**TASK REQUIREMENTS:** Lift every line from the entries that includes the word "progesterone".

---------- INPUT RECORDS

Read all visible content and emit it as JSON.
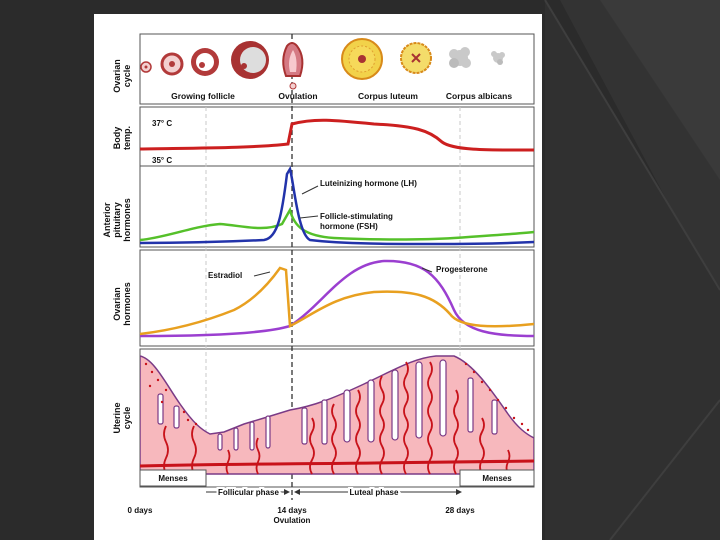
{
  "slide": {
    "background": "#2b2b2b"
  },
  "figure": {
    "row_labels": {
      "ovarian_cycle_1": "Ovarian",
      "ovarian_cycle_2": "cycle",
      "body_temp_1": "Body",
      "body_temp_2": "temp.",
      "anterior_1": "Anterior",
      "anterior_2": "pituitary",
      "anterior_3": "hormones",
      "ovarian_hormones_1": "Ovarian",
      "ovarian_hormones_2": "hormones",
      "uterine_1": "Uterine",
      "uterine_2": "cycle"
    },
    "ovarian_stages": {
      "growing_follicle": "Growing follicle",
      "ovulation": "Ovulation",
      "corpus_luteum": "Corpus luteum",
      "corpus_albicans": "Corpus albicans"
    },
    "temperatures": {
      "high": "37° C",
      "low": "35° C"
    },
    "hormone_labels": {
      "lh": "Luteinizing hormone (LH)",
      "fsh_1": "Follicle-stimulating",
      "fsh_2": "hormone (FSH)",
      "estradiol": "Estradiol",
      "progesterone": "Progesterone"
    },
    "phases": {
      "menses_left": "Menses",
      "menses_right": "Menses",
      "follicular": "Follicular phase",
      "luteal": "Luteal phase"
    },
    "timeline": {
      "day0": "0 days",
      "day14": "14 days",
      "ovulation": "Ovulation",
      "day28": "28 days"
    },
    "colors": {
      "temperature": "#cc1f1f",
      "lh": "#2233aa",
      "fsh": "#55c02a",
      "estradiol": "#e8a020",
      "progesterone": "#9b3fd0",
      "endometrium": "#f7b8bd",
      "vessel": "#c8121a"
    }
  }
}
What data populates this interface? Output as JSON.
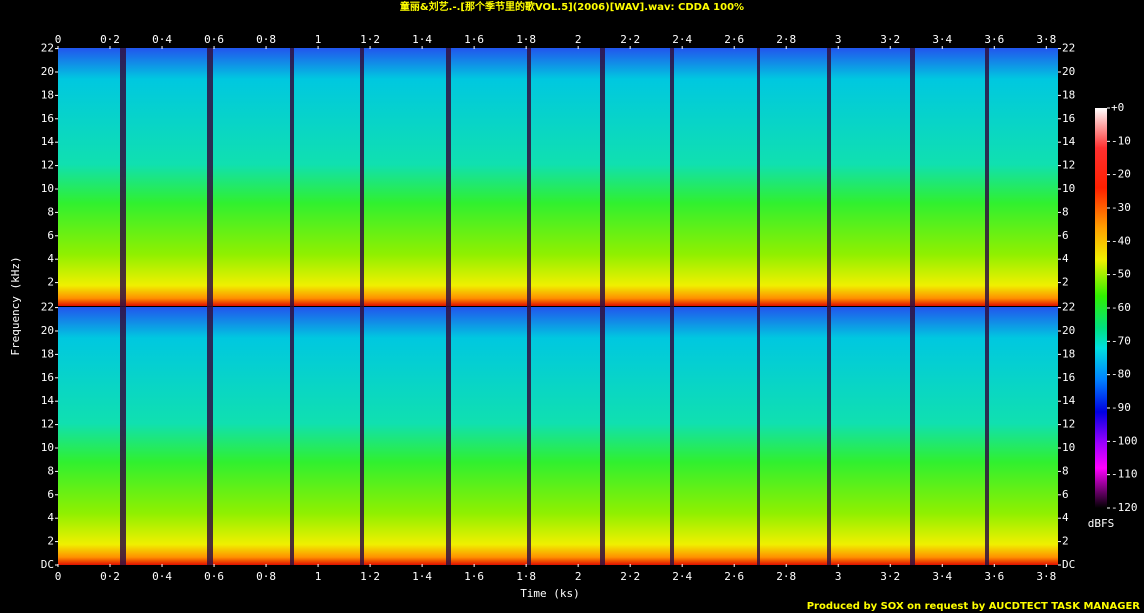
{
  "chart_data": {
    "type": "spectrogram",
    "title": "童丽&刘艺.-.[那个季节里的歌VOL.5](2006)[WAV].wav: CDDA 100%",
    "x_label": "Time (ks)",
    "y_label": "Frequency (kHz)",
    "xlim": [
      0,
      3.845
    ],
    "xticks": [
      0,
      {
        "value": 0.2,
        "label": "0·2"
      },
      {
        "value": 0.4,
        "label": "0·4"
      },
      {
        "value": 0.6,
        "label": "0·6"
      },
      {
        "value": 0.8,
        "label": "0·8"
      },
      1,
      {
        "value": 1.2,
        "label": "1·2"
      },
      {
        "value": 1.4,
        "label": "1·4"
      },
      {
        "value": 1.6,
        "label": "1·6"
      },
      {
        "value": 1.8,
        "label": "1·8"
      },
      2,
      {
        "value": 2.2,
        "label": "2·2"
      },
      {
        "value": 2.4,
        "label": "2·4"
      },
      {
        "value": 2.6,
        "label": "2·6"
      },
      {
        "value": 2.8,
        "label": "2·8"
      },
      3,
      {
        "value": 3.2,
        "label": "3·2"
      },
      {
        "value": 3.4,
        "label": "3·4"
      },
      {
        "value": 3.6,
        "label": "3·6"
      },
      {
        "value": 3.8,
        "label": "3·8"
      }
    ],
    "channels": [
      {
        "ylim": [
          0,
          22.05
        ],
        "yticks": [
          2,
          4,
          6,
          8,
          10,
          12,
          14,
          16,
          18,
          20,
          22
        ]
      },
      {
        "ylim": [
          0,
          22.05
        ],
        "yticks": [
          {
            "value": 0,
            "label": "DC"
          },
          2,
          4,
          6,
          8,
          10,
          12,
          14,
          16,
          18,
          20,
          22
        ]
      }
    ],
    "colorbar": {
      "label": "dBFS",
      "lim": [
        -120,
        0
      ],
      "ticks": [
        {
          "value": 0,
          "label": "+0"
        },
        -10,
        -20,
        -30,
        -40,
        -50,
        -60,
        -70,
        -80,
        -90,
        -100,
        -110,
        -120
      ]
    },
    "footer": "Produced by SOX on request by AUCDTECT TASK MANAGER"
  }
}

--------------------
---------- INPUT RECORDS

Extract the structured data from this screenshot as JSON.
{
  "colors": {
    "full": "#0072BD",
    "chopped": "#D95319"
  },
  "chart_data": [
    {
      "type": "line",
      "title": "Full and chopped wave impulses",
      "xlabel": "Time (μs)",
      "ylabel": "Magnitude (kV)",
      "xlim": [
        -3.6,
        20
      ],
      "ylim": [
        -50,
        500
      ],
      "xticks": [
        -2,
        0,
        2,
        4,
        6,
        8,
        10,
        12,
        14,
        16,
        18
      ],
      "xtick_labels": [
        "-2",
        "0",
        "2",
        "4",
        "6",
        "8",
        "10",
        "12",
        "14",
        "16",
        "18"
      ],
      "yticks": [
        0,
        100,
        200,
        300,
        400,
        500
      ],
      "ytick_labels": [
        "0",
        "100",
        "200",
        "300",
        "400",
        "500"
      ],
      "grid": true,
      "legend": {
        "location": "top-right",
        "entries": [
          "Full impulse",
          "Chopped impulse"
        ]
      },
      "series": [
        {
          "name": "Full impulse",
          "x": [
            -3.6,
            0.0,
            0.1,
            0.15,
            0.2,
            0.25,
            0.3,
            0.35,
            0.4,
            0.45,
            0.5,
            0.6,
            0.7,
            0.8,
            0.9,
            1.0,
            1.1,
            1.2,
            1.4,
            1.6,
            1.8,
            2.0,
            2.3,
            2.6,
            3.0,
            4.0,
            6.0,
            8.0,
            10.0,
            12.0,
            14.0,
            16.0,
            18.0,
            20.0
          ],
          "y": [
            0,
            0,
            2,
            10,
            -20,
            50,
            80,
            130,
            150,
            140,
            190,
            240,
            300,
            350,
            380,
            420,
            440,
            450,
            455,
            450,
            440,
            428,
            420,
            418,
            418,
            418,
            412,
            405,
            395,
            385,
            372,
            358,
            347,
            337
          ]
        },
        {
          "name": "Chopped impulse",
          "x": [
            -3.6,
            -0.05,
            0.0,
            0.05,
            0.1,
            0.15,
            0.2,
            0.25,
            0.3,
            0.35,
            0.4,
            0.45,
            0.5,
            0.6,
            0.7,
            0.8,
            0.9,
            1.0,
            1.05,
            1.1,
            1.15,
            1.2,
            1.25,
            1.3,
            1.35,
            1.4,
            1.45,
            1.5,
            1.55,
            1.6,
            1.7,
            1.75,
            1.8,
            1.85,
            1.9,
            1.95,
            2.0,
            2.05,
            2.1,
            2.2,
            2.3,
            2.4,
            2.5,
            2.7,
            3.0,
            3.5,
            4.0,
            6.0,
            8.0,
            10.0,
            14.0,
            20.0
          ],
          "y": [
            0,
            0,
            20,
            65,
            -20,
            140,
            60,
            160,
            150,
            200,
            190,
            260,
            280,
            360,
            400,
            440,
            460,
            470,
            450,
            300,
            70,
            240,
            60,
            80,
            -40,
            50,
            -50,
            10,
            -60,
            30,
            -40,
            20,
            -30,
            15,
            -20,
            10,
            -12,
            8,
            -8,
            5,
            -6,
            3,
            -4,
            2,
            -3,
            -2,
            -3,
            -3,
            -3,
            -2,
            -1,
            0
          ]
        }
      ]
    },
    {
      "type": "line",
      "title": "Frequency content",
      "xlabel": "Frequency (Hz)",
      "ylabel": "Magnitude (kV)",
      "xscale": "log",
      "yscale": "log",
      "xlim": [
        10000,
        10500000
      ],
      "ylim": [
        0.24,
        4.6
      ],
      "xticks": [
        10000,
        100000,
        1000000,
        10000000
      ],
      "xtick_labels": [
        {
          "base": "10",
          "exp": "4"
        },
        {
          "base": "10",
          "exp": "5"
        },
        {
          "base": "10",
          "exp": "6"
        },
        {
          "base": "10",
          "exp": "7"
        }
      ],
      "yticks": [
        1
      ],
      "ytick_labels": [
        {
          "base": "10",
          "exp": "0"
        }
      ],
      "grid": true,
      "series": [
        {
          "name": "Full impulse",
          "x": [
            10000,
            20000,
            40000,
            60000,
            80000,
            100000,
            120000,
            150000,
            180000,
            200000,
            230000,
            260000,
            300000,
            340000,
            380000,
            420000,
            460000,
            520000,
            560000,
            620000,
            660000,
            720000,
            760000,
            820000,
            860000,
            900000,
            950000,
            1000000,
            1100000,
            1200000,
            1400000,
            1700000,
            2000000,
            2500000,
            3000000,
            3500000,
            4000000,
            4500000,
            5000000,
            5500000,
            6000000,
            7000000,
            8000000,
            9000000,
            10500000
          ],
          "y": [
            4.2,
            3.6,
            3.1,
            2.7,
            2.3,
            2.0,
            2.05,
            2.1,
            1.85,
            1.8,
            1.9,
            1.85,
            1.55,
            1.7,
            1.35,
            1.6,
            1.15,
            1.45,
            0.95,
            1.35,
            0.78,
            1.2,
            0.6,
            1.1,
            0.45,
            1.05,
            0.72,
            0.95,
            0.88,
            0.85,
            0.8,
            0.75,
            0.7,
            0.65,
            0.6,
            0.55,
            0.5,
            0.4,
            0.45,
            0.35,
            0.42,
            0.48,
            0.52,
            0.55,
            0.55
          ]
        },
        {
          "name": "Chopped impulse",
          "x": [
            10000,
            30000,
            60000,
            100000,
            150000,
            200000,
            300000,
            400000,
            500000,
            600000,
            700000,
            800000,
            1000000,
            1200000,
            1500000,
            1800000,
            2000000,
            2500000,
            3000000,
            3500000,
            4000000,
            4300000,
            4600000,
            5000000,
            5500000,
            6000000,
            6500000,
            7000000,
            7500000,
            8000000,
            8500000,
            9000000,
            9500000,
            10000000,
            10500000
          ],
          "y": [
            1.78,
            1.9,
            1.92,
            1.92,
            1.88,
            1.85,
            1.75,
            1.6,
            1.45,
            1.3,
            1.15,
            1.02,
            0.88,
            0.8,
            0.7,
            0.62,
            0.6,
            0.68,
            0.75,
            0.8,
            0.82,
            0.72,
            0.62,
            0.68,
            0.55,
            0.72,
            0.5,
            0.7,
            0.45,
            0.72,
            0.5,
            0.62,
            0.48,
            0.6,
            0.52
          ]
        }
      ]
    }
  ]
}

--------------------
---------- INPUT RECORDS

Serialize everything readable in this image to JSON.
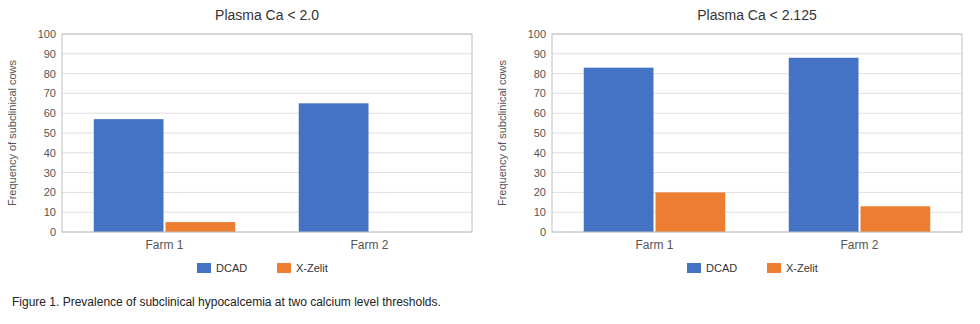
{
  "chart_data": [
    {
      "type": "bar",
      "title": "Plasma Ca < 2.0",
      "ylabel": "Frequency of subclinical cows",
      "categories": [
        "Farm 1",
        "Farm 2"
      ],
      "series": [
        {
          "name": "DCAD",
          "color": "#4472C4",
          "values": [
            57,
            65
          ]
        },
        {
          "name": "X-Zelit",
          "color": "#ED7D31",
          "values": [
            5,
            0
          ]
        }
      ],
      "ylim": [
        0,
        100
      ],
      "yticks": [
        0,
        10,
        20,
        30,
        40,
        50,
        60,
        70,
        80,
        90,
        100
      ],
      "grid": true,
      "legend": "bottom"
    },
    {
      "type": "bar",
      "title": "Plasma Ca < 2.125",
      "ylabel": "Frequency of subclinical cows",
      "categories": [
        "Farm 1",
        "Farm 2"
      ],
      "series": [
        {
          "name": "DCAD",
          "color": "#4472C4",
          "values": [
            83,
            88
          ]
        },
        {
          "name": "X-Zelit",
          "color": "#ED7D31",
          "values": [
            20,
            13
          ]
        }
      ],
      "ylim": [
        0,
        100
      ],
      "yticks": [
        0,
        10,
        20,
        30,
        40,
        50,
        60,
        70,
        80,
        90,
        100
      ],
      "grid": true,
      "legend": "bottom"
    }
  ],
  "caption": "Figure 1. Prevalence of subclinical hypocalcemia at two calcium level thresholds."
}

--------------------

**RESPONSE BELOW:**
      "progesterone": "Progesterone"
      "progesterone": "#9b3fd0",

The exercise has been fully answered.